## Direction
List each line of the data that holds the word "Tahun".

## Provided records

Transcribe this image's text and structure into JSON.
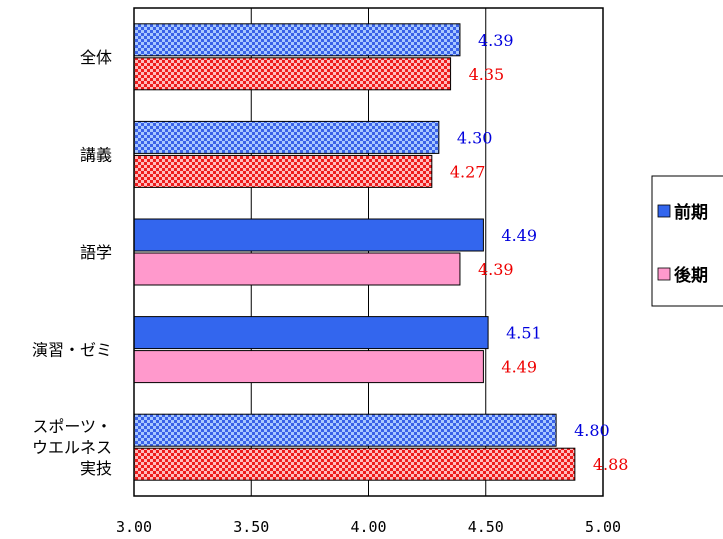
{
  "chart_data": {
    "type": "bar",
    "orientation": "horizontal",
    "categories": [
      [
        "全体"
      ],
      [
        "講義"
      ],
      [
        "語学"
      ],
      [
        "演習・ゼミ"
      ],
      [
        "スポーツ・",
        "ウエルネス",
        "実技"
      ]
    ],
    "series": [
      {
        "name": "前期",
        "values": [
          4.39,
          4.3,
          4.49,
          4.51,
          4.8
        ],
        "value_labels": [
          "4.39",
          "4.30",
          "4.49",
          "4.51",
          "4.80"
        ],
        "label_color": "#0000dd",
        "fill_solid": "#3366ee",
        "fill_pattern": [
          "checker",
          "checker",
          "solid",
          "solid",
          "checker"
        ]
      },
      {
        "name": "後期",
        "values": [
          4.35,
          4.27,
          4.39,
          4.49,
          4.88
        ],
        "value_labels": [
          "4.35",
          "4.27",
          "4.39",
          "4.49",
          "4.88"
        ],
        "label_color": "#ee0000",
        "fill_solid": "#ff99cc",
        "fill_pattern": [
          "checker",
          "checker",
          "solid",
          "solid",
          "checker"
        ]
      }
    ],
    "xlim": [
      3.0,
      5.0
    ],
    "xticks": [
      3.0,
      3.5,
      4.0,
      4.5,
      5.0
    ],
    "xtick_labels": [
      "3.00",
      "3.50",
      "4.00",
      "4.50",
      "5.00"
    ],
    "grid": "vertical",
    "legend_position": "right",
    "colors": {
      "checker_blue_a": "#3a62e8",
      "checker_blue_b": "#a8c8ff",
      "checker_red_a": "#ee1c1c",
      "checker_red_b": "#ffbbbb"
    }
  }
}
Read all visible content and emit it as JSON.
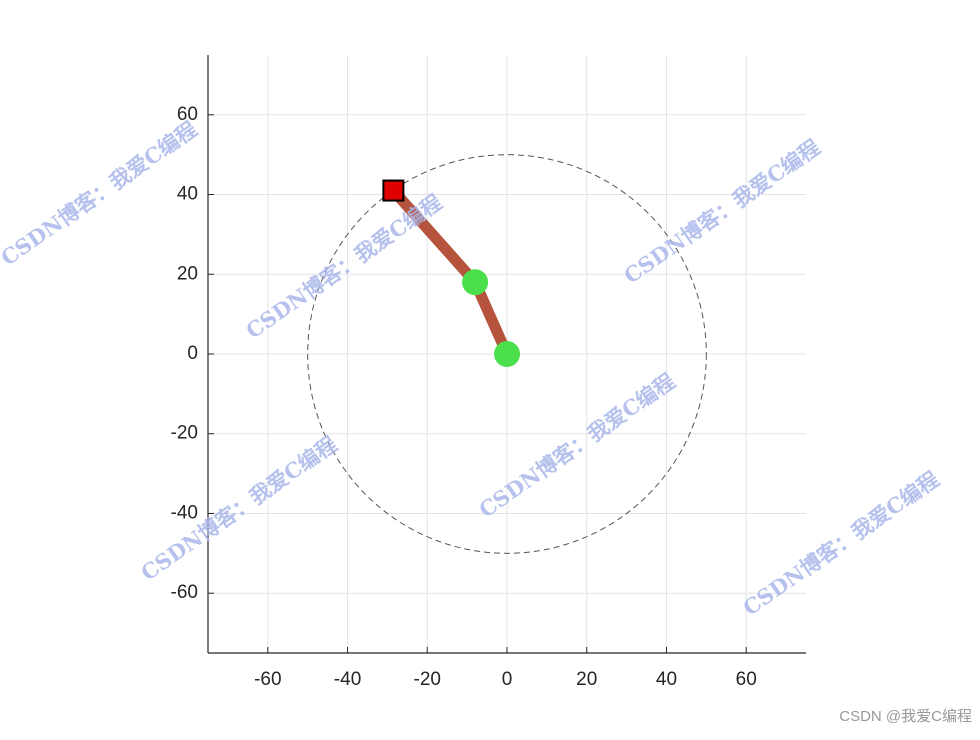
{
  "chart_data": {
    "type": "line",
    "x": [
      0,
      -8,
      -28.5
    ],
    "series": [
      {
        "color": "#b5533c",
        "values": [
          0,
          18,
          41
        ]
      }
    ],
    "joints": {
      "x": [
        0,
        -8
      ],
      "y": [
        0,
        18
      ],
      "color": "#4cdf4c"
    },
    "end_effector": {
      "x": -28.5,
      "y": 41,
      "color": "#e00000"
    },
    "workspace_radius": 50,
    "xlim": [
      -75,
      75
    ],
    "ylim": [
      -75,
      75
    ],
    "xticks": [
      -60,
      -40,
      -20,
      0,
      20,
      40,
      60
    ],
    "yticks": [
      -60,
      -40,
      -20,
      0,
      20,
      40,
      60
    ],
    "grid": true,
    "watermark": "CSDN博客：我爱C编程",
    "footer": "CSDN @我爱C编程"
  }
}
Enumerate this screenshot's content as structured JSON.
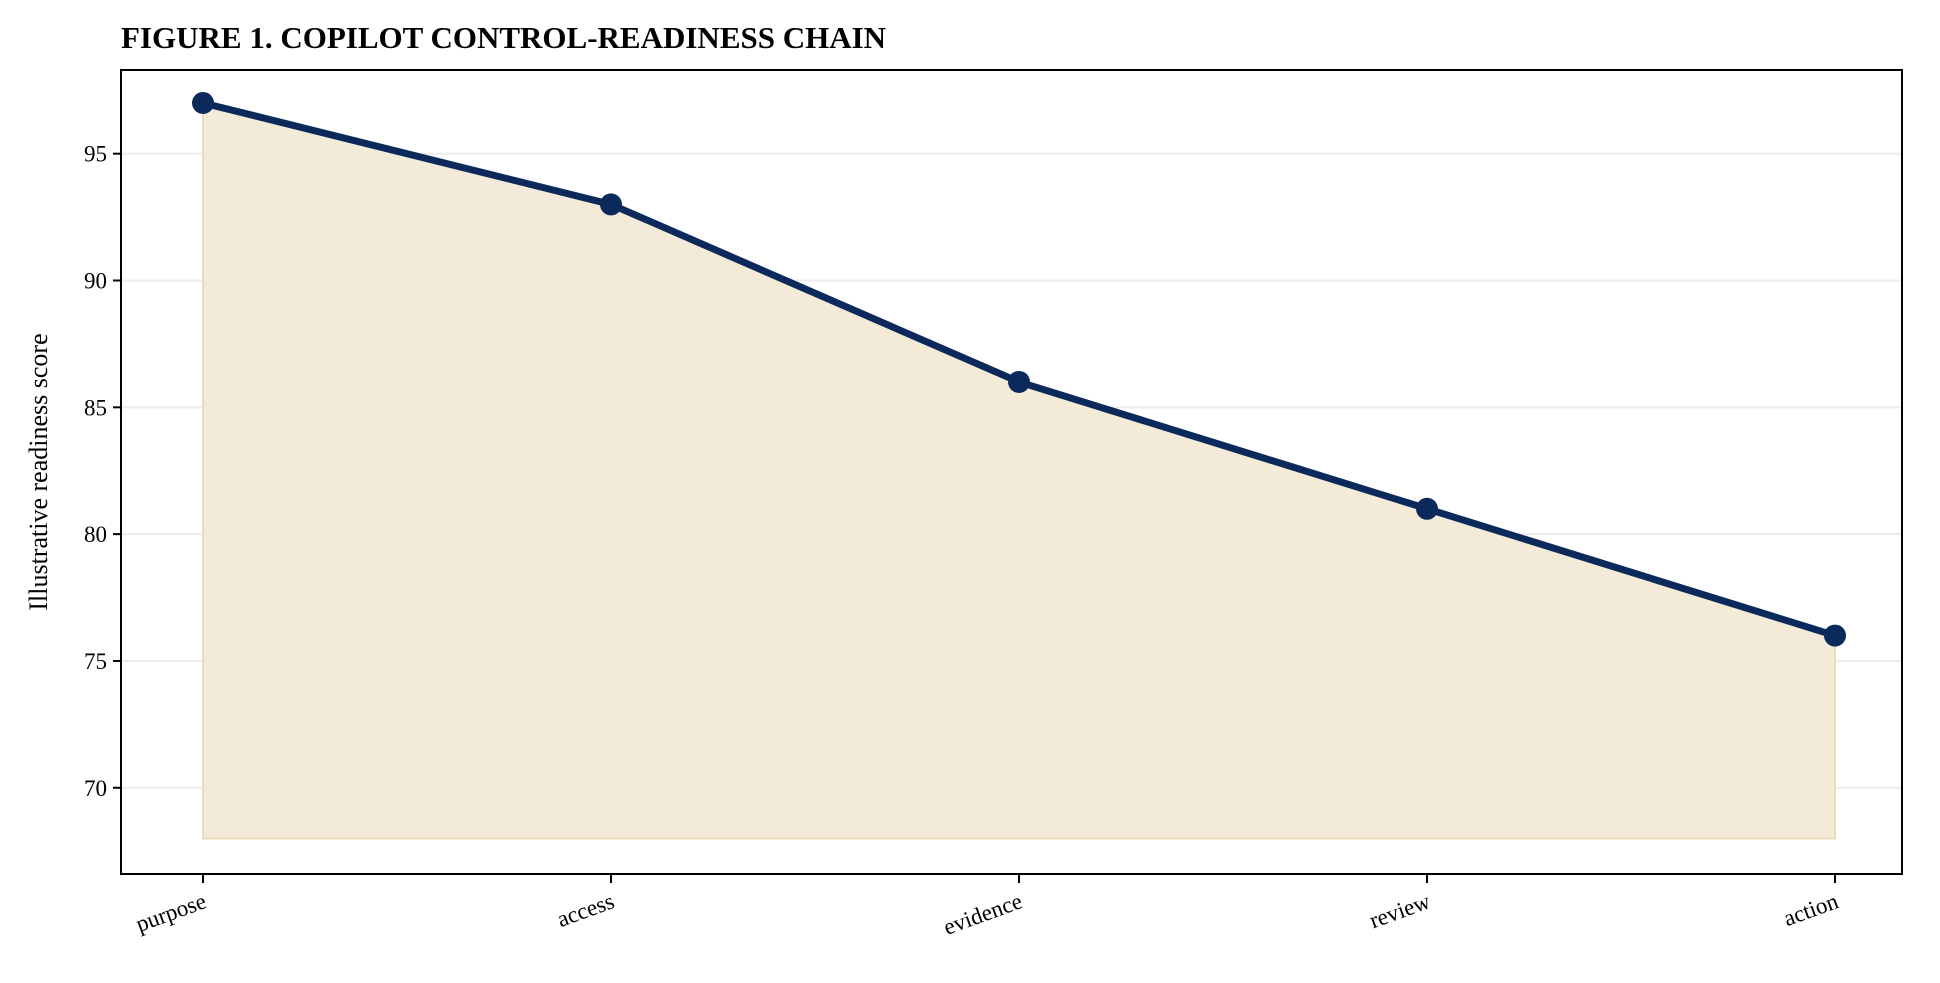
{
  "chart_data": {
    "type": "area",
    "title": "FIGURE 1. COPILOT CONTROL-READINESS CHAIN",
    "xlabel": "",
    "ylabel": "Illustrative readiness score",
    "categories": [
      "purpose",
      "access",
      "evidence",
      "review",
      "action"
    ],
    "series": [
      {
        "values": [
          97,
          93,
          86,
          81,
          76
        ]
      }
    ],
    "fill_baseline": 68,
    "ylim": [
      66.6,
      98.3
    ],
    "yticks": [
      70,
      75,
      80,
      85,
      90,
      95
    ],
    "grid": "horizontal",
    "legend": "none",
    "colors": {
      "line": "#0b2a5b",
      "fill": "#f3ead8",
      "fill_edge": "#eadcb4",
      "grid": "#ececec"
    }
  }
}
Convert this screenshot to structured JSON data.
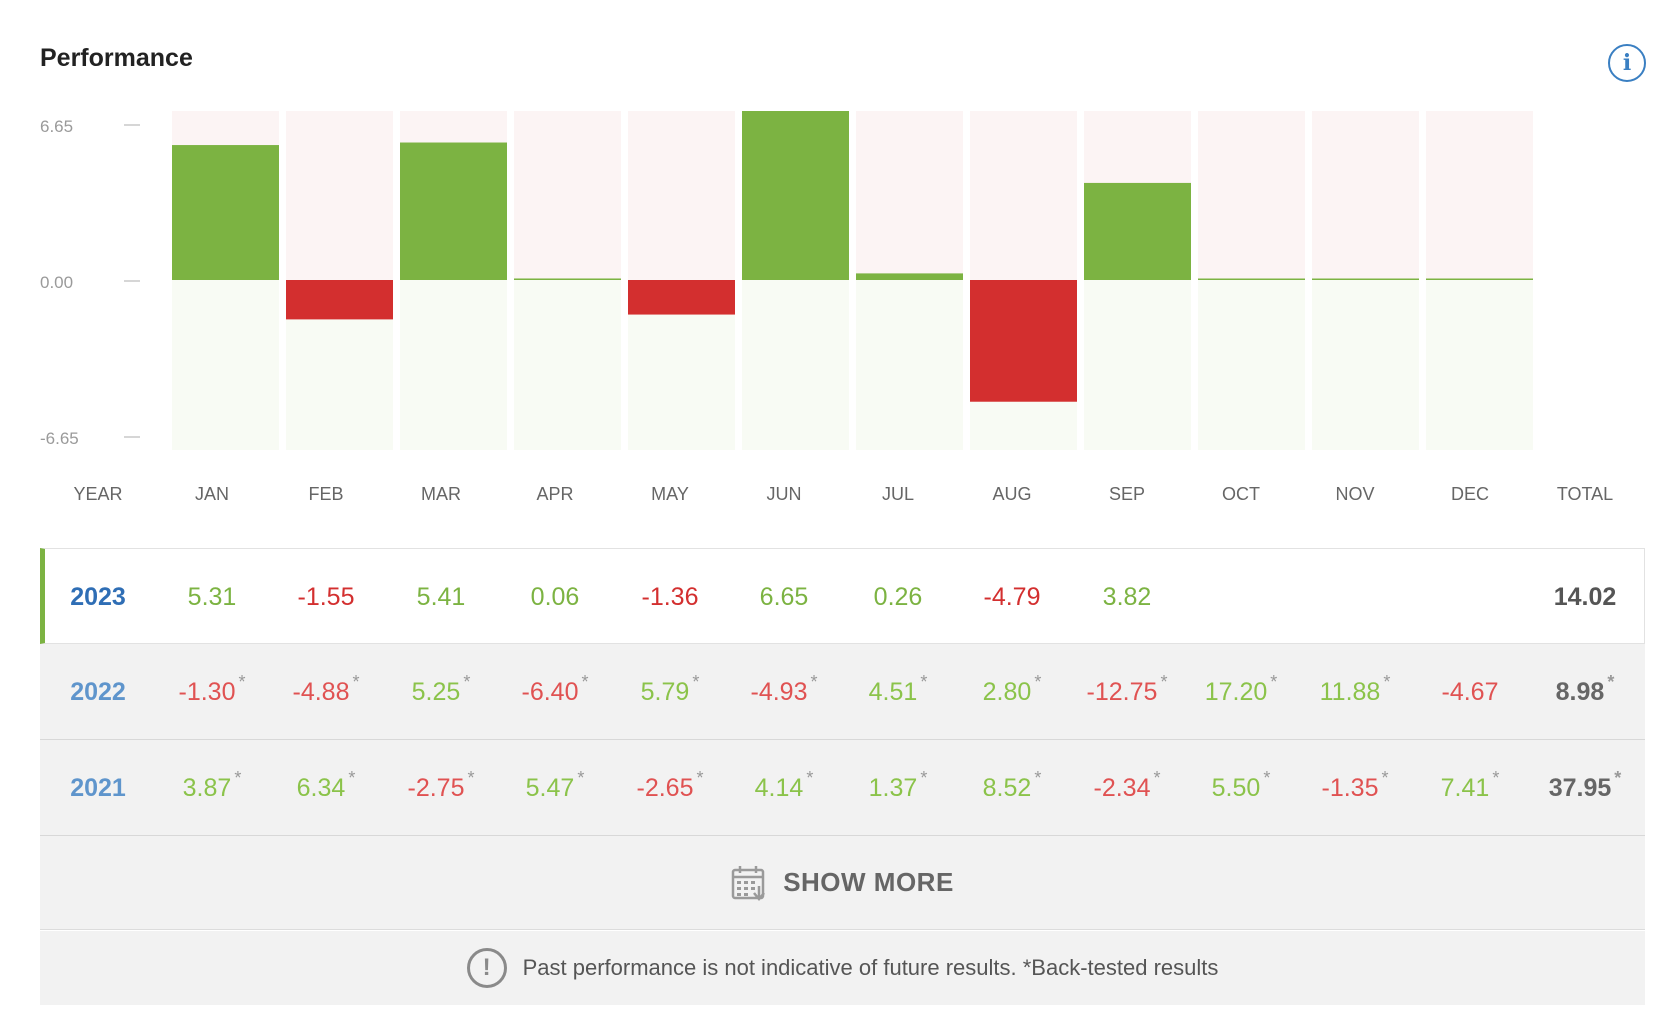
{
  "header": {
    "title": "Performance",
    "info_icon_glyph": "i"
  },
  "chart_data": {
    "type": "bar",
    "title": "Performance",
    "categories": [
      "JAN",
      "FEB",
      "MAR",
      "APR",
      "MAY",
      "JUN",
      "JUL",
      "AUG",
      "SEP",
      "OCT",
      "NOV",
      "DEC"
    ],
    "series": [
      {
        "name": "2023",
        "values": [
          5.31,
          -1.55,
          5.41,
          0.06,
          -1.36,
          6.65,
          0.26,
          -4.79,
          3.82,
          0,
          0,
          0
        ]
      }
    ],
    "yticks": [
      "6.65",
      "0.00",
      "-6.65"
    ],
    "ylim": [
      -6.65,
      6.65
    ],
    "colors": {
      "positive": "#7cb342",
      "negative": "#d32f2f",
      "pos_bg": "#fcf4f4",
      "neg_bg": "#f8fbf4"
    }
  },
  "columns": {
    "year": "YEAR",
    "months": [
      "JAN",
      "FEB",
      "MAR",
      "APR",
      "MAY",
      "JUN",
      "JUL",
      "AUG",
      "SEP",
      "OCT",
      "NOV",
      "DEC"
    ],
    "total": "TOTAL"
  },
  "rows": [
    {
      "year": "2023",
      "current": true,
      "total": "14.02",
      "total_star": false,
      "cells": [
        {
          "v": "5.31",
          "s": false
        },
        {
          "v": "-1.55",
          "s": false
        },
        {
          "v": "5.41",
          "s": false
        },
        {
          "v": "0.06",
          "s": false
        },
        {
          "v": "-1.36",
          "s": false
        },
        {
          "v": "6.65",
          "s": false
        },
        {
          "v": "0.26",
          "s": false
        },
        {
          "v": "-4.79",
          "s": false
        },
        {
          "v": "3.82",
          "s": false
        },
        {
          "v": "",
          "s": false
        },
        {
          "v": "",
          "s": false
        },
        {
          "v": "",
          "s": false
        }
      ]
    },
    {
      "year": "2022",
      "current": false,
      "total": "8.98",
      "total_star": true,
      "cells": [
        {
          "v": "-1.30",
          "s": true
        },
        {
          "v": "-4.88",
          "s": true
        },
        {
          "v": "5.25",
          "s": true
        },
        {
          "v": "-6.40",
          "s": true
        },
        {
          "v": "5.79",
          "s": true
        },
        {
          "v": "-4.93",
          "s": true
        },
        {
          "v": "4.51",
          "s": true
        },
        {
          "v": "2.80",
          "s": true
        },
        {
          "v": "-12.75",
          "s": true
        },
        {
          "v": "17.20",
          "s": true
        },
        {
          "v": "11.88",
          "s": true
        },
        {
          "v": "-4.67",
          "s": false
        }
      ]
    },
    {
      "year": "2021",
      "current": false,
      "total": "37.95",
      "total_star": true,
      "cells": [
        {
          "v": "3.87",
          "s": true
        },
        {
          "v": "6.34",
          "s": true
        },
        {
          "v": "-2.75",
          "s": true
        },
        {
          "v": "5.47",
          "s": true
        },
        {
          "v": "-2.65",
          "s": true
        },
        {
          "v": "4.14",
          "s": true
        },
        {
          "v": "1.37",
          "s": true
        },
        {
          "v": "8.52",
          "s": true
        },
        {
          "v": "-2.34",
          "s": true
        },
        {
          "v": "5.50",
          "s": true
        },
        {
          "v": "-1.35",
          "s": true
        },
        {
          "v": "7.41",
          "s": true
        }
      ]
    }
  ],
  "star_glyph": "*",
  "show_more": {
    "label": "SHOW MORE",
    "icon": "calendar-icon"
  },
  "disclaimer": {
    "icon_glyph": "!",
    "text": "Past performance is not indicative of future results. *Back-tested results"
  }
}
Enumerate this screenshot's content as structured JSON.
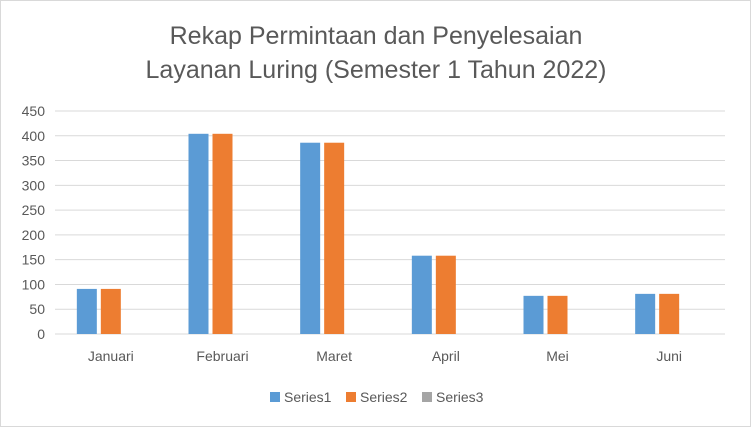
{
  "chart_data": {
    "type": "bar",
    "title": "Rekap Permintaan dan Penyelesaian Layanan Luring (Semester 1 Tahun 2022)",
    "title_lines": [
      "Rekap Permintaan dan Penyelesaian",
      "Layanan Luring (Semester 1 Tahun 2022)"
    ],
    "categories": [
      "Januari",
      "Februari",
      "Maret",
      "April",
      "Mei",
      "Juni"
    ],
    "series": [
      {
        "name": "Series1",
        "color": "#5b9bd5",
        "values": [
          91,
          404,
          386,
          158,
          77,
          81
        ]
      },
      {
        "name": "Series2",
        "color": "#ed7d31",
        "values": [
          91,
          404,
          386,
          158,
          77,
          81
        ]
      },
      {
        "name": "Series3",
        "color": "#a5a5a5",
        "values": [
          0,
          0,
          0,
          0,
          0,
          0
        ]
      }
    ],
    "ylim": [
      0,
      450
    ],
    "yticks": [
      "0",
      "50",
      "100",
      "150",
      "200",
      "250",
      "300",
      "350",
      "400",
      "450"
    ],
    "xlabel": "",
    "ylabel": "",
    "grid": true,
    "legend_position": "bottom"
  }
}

## Worked solution
    "title": "Rekap Permintaan dan Penyelesaian Layanan Luring (Semester 1 Tahun 2022)",
      "Layanan Luring (Semester 1 Tahun 2022)"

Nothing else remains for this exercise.